# Work required:
Every line that contains "وقال" counts once; give the total number of such lines, with no other words.
-.-.-
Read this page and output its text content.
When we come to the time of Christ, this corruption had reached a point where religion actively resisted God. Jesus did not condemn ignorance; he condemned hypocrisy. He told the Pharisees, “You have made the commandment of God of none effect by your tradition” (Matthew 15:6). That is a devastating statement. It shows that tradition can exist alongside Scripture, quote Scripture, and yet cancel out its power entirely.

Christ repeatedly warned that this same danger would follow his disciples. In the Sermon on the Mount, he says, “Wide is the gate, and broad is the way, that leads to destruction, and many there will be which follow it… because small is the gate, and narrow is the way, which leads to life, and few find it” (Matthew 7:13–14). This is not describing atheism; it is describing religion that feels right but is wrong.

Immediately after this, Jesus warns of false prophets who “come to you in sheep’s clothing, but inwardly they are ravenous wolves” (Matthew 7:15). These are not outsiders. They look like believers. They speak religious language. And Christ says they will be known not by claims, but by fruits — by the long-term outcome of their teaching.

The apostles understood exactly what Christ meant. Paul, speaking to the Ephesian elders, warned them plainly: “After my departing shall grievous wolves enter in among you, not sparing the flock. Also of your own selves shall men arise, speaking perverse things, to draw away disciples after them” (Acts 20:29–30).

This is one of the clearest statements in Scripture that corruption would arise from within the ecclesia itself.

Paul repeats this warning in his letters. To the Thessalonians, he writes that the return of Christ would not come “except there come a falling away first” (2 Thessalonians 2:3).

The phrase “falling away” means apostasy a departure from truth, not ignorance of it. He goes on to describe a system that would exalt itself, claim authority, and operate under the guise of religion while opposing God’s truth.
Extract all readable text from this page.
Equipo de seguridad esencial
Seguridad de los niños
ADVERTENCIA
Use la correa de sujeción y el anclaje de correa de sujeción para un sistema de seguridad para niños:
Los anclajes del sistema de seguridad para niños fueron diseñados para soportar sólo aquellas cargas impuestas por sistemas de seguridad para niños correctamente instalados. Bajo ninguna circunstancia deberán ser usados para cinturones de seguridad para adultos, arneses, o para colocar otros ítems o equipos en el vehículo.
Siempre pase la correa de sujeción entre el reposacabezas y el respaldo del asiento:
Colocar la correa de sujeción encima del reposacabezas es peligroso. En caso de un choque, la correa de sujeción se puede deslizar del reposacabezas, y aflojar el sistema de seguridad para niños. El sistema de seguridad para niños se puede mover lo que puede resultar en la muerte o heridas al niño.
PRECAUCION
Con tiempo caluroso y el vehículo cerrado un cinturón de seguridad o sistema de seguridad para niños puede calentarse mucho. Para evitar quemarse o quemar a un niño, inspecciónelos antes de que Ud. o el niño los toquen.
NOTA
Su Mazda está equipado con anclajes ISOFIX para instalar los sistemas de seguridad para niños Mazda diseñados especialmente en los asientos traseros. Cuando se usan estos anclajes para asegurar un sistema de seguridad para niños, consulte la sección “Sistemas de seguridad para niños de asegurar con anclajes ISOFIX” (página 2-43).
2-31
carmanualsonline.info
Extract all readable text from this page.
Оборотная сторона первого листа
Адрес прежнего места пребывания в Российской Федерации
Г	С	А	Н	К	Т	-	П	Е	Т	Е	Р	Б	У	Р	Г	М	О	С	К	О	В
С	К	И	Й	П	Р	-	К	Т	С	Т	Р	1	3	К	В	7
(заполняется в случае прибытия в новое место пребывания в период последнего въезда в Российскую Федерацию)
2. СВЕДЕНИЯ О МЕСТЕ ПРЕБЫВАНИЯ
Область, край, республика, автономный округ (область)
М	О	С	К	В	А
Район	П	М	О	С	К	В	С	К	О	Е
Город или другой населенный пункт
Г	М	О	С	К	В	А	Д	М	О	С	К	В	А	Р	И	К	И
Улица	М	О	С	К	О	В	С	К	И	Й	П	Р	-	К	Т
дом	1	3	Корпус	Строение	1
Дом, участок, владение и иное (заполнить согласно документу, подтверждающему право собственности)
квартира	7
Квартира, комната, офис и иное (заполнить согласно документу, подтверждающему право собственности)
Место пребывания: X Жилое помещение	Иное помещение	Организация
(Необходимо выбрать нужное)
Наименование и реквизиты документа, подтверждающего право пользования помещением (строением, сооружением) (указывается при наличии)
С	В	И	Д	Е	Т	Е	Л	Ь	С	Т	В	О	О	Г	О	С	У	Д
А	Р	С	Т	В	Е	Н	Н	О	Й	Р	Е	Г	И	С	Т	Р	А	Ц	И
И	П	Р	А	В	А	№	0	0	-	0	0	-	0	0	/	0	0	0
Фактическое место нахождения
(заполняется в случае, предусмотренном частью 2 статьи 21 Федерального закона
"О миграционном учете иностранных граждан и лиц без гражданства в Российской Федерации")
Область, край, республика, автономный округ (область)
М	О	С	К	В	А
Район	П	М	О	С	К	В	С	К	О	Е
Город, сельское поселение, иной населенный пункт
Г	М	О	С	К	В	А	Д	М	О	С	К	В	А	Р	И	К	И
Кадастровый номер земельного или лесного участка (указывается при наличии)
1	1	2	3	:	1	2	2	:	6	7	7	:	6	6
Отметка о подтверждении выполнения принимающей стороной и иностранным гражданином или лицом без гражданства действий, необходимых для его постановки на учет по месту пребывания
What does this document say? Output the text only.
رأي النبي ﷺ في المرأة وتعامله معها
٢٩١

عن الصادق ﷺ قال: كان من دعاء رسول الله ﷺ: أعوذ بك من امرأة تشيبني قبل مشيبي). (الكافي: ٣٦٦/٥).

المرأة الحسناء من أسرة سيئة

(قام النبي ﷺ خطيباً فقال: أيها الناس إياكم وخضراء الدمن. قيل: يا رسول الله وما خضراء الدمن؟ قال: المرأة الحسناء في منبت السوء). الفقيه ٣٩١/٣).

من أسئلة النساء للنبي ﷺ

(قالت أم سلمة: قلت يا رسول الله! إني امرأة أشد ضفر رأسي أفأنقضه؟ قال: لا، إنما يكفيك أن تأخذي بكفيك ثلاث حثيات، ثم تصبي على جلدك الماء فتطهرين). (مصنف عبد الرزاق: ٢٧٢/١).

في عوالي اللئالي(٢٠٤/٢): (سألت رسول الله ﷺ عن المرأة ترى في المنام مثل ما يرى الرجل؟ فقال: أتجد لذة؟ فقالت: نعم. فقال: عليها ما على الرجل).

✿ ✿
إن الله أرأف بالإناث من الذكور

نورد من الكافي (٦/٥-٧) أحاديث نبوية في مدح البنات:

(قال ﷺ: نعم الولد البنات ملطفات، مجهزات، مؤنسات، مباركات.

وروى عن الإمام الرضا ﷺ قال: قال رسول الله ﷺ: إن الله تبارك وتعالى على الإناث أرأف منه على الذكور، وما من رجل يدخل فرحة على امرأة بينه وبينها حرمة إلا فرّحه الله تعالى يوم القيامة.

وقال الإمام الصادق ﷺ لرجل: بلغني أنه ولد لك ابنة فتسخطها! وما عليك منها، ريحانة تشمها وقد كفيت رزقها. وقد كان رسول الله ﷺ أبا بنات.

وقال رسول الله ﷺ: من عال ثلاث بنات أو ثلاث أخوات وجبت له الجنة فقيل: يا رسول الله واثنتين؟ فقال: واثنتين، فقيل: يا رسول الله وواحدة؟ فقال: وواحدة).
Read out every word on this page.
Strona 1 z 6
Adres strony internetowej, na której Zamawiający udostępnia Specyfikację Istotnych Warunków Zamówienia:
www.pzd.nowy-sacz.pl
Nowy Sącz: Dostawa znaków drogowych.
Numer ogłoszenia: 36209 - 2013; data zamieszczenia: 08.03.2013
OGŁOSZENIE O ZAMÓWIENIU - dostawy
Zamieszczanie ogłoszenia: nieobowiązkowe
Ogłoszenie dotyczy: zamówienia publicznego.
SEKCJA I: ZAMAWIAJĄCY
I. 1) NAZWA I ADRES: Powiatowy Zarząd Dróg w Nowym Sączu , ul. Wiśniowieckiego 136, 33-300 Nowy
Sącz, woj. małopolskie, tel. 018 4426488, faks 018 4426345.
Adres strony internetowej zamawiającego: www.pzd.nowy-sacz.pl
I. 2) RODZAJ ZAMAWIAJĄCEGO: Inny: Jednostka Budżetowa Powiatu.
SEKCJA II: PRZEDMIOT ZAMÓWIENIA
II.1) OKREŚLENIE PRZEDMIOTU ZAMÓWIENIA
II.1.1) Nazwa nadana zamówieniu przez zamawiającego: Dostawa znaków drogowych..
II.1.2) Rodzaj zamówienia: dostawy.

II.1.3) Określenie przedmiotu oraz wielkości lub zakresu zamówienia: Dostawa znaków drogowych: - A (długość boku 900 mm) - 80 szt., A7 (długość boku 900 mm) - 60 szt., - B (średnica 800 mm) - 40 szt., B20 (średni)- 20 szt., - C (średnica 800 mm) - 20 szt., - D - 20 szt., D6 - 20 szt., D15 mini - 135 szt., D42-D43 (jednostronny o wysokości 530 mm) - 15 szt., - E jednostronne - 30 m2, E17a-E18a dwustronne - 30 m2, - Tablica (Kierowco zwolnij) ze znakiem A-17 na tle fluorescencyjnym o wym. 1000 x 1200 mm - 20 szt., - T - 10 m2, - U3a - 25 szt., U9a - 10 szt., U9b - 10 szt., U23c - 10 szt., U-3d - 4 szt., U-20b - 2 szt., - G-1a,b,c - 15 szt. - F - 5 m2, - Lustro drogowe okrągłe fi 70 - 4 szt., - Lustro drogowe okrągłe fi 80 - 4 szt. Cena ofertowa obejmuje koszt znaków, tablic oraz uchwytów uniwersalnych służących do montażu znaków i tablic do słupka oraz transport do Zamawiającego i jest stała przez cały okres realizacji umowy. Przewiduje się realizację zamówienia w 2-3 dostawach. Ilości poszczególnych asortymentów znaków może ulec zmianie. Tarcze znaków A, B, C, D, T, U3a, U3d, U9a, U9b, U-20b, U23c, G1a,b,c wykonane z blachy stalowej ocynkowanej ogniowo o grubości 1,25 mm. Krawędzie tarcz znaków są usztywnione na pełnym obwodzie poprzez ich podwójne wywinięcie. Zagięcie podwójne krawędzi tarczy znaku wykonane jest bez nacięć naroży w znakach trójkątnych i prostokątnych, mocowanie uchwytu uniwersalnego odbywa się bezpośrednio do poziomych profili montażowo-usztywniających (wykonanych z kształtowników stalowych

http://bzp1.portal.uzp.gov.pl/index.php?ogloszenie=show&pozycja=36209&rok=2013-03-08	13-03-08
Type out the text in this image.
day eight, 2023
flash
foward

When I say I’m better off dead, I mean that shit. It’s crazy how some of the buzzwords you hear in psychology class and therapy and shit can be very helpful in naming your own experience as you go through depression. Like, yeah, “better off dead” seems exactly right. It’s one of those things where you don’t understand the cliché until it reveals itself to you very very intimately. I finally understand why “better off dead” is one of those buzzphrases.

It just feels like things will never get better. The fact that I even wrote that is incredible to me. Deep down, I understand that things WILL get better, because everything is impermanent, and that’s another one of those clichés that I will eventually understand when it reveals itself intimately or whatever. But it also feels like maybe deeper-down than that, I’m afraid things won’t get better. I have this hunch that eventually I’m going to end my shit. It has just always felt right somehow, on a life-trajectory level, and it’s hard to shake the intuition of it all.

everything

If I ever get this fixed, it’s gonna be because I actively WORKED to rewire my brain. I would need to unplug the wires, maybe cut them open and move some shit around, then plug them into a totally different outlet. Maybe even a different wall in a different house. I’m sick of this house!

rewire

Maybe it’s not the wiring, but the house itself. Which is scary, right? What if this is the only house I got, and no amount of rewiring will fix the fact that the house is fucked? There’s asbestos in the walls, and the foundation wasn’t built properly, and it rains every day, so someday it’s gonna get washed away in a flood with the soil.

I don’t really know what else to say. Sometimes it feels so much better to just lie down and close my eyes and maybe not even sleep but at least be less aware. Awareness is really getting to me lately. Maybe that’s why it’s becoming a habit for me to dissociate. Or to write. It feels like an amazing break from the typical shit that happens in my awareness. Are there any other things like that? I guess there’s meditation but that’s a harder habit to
-.-.-
# Finished exercise:
2